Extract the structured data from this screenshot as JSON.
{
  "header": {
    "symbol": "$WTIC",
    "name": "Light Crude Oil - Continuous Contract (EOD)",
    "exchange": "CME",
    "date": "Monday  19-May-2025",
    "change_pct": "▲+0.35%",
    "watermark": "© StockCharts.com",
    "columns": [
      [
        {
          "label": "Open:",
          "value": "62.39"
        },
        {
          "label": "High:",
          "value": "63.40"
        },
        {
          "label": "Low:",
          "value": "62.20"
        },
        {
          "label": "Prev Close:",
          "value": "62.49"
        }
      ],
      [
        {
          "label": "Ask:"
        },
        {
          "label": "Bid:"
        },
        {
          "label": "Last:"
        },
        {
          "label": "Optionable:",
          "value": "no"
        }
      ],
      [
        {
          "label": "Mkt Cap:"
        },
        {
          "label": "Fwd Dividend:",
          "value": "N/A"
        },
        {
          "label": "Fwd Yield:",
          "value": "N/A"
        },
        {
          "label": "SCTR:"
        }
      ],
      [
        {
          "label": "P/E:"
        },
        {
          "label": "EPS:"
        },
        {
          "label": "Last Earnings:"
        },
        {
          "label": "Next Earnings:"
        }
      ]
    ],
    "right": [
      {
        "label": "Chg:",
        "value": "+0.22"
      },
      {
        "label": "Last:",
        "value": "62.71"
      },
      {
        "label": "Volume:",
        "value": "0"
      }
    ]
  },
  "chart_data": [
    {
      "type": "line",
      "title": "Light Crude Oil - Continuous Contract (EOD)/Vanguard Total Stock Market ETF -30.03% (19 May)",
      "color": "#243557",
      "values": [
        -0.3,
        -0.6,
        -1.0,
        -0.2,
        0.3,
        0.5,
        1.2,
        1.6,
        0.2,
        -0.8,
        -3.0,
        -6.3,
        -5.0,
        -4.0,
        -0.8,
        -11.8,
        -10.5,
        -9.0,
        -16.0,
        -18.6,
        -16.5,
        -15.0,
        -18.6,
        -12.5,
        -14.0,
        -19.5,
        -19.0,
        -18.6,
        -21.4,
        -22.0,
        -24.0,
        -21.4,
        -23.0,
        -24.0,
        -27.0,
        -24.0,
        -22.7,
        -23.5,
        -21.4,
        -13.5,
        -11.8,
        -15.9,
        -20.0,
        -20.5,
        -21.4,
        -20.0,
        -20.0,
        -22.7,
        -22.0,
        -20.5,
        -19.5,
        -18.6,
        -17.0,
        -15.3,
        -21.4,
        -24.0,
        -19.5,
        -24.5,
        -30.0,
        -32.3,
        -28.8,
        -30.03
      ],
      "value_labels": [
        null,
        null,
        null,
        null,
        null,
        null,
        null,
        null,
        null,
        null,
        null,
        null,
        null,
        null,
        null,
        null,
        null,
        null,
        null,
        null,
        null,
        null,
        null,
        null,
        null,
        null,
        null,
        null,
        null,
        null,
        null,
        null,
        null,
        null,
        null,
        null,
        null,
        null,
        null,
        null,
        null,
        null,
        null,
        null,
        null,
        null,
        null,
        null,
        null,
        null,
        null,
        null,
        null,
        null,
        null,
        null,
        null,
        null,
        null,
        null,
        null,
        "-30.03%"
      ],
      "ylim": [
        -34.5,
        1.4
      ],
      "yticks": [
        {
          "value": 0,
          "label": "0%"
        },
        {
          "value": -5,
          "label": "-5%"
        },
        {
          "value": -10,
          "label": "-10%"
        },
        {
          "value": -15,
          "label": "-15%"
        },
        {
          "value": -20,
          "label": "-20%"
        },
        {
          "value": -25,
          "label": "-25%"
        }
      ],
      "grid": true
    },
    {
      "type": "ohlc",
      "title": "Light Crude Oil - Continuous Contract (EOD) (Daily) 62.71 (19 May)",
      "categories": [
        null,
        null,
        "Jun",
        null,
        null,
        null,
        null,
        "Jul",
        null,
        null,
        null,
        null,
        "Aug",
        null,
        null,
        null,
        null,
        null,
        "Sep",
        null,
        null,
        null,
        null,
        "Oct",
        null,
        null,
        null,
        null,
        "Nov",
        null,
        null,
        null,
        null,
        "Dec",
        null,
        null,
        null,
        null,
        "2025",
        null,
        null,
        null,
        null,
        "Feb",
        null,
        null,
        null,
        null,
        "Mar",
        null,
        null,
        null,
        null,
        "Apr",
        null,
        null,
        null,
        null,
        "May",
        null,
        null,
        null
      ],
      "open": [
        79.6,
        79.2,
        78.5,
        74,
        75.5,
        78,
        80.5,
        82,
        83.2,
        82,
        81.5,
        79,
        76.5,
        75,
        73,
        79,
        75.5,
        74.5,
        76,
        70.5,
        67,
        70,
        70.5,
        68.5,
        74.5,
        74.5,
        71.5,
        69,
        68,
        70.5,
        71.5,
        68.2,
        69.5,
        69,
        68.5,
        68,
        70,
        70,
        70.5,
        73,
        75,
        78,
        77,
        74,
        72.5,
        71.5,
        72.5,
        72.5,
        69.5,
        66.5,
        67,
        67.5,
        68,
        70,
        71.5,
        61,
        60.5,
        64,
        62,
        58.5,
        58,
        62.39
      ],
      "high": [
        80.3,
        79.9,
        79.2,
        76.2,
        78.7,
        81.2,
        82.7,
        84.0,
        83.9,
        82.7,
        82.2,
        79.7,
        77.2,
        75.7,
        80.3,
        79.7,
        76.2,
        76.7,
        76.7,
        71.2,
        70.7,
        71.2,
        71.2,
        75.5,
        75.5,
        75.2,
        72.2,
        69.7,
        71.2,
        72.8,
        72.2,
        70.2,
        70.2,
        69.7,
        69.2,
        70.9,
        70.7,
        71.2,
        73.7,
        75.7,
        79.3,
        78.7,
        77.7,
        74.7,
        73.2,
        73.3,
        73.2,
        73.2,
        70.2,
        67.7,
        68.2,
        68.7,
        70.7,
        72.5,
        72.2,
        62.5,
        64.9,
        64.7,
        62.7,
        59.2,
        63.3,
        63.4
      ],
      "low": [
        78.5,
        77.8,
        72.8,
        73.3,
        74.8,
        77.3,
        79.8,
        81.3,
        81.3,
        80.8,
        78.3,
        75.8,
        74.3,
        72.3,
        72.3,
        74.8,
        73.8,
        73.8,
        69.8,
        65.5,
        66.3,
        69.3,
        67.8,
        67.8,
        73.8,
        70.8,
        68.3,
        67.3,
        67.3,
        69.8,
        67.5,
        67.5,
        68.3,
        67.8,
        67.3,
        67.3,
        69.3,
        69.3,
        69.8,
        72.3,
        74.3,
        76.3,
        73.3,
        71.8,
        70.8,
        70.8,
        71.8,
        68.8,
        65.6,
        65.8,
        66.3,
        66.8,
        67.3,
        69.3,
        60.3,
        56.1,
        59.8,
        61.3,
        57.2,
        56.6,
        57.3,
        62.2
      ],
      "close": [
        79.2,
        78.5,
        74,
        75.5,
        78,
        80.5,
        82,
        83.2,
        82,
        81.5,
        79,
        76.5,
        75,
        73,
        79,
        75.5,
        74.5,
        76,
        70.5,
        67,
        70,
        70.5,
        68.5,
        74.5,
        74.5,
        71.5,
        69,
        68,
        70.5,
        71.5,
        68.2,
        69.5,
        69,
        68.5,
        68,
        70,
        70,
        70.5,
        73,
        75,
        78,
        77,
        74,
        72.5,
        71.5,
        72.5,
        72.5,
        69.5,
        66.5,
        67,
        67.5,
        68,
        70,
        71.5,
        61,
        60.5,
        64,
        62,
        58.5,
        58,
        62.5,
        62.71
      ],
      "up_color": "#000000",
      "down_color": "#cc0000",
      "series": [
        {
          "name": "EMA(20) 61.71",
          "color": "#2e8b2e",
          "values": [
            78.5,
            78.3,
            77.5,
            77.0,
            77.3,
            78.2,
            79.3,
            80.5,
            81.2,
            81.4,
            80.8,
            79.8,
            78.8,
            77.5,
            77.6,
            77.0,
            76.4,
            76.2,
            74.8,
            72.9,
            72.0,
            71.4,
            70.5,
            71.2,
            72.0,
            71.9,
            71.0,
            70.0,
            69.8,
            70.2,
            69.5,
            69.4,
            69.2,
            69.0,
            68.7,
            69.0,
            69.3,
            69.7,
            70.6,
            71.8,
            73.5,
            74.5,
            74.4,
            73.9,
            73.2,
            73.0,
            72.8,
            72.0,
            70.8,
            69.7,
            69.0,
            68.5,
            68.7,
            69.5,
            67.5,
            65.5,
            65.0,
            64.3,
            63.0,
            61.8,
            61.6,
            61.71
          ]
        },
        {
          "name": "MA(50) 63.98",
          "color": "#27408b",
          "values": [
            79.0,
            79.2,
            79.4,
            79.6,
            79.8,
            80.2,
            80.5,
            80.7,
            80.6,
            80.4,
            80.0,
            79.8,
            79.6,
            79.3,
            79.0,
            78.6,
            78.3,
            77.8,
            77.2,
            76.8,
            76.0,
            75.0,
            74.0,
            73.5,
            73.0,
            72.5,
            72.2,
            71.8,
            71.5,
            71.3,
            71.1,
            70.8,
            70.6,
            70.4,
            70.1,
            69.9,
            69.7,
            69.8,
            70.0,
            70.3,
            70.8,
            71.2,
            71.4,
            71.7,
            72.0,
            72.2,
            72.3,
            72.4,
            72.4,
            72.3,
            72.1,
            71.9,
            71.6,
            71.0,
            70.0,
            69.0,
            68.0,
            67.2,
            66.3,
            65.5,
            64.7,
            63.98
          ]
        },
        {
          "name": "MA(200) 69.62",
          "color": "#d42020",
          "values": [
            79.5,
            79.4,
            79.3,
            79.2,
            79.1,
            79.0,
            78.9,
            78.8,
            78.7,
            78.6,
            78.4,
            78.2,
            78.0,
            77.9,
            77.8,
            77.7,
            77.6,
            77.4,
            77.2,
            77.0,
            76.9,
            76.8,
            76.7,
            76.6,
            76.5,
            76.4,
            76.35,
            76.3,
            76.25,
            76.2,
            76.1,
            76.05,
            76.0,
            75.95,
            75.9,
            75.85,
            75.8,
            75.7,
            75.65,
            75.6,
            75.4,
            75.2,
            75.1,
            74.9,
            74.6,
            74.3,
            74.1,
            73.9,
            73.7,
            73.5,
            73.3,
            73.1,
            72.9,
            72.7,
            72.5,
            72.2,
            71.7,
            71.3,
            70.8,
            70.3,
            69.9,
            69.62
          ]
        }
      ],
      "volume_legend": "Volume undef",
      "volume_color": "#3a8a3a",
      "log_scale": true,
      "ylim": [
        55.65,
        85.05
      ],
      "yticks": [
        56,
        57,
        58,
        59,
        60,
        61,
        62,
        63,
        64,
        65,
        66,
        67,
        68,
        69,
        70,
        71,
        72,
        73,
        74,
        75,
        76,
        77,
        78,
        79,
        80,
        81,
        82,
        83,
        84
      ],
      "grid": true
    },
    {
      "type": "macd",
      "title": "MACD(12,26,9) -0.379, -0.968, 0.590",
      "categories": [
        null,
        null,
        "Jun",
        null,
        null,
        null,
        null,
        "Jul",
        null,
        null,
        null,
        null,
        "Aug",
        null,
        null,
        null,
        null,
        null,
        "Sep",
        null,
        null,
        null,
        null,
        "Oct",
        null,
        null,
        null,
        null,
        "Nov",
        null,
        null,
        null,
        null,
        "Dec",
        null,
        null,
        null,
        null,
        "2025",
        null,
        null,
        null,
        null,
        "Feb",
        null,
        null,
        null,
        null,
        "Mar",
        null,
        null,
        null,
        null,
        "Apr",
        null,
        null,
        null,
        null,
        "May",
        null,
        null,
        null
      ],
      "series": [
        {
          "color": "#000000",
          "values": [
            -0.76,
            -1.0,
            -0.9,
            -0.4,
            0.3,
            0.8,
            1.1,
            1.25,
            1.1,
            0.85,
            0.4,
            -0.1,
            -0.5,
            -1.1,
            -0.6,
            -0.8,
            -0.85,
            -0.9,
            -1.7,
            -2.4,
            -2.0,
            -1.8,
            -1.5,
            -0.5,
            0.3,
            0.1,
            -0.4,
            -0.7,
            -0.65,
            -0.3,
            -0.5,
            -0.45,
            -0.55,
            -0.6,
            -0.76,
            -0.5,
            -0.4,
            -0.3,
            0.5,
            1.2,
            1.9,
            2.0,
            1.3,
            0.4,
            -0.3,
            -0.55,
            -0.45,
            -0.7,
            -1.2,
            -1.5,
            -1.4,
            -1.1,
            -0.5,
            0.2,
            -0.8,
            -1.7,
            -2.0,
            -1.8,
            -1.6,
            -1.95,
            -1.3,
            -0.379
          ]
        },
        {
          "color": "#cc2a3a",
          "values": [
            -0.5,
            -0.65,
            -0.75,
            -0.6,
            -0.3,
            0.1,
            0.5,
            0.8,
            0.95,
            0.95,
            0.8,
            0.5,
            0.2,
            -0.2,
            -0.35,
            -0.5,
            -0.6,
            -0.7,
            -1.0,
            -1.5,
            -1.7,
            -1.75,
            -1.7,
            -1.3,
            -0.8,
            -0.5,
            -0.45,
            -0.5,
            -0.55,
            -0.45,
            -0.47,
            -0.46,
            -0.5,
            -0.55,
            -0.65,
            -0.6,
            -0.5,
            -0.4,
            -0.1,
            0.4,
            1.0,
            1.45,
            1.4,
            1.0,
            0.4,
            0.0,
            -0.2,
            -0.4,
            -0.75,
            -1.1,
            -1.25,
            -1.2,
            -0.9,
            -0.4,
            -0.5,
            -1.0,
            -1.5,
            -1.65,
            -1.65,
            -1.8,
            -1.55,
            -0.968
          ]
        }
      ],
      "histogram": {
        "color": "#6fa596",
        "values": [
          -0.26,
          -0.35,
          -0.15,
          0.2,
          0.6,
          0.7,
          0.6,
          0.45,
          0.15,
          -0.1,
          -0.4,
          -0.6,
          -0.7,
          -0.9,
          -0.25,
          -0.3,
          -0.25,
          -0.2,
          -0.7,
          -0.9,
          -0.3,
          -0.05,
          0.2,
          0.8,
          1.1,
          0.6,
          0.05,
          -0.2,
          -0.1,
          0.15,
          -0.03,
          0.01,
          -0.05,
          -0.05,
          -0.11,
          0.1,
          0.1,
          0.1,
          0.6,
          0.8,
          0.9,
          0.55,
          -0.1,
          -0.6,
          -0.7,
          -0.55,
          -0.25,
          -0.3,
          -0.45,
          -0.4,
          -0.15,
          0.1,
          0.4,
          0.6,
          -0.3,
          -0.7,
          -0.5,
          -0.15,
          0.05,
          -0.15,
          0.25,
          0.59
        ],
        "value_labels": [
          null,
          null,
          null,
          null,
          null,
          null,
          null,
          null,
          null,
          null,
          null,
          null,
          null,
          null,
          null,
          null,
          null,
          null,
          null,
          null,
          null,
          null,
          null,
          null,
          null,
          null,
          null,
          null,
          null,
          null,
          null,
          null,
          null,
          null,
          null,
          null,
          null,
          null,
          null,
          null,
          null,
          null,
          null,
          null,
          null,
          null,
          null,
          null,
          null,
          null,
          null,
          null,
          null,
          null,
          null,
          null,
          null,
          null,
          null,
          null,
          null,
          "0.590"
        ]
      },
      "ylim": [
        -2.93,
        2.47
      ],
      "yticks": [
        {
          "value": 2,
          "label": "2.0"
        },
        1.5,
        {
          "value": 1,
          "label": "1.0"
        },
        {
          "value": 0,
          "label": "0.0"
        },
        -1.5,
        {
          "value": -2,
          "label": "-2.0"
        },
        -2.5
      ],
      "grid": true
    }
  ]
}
------------------------------
PROBLEM STATEMENT:
From the entries above, return each line with the word "Light" in it.

OUTPUT BELOW:
    "name": "Light Crude Oil - Continuous Contract (EOD)",
      "title": "Light Crude Oil - Continuous Contract (EOD)/Vanguard Total Stock Market ETF -30.03% (19 May)",
      "title": "Light Crude Oil - Continuous Contract (EOD) (Daily) 62.71 (19 May)",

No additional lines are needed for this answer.